» Exercise: Find and copy lines holding "Applicability".

[Rows from a dataset]
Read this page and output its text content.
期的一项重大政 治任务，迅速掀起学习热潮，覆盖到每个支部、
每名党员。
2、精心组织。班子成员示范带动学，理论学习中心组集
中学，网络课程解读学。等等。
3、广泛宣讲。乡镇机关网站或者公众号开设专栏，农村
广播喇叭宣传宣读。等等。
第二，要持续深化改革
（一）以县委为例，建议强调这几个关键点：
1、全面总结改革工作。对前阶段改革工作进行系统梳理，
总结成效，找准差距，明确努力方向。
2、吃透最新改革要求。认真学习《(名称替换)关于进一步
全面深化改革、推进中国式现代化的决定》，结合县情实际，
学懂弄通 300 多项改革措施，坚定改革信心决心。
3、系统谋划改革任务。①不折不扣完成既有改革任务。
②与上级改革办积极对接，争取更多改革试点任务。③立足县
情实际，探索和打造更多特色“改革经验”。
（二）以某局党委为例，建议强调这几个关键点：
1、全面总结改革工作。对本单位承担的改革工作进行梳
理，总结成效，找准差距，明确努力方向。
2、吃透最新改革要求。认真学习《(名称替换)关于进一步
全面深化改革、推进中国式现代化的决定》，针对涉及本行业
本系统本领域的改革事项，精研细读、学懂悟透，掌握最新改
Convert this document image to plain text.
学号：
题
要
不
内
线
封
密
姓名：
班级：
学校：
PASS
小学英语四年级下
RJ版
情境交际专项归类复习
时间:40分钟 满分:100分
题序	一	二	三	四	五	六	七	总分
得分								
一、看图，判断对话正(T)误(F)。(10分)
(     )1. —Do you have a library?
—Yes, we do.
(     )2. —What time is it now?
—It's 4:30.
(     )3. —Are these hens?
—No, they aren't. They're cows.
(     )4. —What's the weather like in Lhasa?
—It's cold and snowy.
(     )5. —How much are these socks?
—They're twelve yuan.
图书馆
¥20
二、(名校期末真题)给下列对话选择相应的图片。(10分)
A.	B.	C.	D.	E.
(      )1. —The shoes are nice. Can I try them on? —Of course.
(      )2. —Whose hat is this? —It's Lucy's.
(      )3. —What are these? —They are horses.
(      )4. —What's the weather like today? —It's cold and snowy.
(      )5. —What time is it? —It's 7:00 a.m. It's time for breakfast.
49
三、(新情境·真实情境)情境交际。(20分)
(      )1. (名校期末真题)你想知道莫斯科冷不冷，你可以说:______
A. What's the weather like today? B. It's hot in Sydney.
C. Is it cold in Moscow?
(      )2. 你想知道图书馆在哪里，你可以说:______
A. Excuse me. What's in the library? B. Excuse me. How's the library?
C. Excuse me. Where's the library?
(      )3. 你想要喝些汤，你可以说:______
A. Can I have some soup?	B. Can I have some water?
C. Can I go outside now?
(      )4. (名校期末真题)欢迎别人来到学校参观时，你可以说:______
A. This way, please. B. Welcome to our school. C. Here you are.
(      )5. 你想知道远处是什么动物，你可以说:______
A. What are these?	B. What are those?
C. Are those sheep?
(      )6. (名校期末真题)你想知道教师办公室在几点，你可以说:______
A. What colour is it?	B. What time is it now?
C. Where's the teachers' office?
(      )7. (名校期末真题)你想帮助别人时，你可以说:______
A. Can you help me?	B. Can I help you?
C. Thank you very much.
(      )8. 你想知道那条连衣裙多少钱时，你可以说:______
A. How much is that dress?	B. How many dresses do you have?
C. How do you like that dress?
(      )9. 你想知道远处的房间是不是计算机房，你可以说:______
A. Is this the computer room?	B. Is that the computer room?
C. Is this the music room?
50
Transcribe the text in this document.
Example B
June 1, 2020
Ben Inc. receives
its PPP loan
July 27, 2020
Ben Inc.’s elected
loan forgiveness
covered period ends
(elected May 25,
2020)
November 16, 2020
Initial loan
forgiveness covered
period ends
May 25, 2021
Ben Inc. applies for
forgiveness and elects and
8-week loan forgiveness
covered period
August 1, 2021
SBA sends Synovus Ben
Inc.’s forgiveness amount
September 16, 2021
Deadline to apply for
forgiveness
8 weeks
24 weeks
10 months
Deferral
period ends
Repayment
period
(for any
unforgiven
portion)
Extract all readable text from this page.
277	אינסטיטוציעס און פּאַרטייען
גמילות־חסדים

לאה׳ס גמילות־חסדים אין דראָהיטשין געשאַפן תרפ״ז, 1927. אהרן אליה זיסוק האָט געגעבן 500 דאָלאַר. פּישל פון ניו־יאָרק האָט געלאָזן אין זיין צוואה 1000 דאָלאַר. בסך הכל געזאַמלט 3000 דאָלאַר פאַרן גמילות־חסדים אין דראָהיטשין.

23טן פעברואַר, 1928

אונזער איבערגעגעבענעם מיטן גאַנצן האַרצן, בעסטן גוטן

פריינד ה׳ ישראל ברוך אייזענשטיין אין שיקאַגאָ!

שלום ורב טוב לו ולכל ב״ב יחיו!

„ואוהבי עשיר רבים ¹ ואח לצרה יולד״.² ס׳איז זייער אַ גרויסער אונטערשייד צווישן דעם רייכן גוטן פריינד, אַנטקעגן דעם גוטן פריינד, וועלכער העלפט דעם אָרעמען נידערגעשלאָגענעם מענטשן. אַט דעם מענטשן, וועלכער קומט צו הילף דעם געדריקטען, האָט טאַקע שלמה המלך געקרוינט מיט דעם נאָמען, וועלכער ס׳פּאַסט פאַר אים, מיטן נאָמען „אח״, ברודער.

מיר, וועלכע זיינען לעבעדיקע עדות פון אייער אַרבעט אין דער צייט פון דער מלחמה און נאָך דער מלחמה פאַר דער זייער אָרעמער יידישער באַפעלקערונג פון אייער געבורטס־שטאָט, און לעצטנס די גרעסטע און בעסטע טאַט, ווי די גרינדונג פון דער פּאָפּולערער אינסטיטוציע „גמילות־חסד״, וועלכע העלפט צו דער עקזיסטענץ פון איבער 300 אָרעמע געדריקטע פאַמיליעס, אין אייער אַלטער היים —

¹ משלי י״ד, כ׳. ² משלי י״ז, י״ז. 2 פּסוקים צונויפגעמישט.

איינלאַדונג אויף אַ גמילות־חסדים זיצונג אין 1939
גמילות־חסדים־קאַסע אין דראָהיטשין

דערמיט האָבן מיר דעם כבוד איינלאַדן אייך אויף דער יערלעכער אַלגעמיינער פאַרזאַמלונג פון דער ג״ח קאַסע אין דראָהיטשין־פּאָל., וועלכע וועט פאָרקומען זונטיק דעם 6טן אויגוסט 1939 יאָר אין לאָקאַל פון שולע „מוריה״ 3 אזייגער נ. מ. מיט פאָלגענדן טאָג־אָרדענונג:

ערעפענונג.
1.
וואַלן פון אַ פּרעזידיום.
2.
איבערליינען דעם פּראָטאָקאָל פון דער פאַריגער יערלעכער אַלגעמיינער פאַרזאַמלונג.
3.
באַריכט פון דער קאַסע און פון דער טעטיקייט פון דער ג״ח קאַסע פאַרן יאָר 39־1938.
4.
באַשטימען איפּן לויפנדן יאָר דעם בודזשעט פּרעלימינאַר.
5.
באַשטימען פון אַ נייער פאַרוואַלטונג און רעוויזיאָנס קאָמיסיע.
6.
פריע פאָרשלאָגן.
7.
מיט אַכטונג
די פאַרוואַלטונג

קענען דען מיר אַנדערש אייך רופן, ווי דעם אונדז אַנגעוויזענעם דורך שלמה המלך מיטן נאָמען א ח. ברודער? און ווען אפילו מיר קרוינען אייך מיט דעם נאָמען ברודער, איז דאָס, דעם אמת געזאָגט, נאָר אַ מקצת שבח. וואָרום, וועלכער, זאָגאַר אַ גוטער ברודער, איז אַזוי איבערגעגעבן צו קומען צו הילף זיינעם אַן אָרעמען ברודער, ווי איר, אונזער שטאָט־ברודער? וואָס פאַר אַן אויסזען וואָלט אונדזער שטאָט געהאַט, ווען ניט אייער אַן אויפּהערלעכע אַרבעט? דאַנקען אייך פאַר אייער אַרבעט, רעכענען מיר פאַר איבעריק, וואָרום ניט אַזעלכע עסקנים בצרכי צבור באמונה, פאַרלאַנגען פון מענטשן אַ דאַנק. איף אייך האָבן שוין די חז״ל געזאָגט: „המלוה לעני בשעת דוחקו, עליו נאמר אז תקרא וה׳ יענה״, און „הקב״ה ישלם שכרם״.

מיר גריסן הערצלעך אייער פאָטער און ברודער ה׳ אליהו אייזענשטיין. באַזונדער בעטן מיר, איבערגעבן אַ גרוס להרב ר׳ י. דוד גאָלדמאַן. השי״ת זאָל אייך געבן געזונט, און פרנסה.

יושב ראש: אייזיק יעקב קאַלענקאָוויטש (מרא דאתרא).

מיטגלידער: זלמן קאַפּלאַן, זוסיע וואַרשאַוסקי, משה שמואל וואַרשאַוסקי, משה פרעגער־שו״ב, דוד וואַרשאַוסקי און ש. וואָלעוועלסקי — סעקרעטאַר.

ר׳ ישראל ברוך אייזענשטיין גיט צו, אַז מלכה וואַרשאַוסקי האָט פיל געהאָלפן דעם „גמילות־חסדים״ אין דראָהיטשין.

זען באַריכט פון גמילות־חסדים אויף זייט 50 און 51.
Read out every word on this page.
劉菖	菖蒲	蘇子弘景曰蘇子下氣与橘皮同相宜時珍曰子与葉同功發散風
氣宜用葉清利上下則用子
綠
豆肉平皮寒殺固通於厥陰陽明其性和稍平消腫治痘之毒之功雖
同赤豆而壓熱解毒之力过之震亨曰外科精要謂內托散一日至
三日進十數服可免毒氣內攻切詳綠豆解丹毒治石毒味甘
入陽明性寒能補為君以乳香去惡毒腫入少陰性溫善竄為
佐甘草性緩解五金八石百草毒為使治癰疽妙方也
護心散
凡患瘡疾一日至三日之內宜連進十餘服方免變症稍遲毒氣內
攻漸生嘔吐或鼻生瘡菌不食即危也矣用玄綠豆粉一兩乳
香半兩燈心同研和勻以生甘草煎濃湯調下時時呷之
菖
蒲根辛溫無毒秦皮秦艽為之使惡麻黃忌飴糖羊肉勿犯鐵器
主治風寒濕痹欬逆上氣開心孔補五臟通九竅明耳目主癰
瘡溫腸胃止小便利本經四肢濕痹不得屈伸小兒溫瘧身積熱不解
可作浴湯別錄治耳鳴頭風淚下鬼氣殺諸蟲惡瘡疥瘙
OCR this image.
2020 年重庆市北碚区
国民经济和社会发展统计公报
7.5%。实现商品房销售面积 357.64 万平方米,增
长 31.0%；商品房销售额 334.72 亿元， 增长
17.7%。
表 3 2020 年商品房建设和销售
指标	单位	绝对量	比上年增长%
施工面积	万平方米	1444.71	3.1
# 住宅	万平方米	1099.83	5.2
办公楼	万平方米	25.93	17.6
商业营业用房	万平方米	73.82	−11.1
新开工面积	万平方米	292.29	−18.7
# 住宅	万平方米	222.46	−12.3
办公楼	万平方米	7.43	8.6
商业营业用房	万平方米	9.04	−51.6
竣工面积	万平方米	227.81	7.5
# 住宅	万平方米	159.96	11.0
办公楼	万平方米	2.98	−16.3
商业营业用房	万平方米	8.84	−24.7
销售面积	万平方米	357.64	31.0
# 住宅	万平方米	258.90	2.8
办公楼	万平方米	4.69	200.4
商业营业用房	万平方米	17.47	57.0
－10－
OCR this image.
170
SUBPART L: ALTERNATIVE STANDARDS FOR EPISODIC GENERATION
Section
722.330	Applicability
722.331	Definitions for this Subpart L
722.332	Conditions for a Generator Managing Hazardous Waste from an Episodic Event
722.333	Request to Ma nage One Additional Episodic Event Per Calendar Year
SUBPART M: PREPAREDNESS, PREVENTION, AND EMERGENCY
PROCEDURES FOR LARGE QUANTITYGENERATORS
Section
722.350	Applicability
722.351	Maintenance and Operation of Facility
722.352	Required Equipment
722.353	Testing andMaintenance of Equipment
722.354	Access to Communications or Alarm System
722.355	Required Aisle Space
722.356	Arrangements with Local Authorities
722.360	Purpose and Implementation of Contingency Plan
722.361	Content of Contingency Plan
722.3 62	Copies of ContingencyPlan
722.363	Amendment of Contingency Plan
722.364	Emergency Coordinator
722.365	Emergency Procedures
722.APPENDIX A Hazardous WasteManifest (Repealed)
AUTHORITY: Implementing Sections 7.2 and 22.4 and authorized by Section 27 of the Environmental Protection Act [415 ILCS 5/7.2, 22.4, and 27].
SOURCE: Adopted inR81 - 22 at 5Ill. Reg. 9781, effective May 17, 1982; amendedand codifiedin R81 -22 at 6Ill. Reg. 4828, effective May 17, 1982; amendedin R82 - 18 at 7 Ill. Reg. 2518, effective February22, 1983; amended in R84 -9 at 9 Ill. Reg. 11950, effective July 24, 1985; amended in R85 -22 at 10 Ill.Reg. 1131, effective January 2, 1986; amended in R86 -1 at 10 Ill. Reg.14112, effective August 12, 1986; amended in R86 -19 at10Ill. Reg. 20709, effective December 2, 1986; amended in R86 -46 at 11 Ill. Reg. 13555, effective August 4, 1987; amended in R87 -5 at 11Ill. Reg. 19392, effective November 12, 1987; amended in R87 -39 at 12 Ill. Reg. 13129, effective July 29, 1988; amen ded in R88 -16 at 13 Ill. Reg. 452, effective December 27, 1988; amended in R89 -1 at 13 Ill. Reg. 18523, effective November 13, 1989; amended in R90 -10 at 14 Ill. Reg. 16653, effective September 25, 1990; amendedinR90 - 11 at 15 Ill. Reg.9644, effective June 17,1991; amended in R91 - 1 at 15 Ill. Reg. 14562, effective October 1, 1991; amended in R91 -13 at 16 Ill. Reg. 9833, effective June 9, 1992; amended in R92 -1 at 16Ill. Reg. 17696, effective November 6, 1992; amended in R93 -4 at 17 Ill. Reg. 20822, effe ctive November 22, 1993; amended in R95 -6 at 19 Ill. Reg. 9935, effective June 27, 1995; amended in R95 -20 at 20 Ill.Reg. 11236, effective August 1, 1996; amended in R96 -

» Exercise solution:
722.330	Applicability
722.350	Applicability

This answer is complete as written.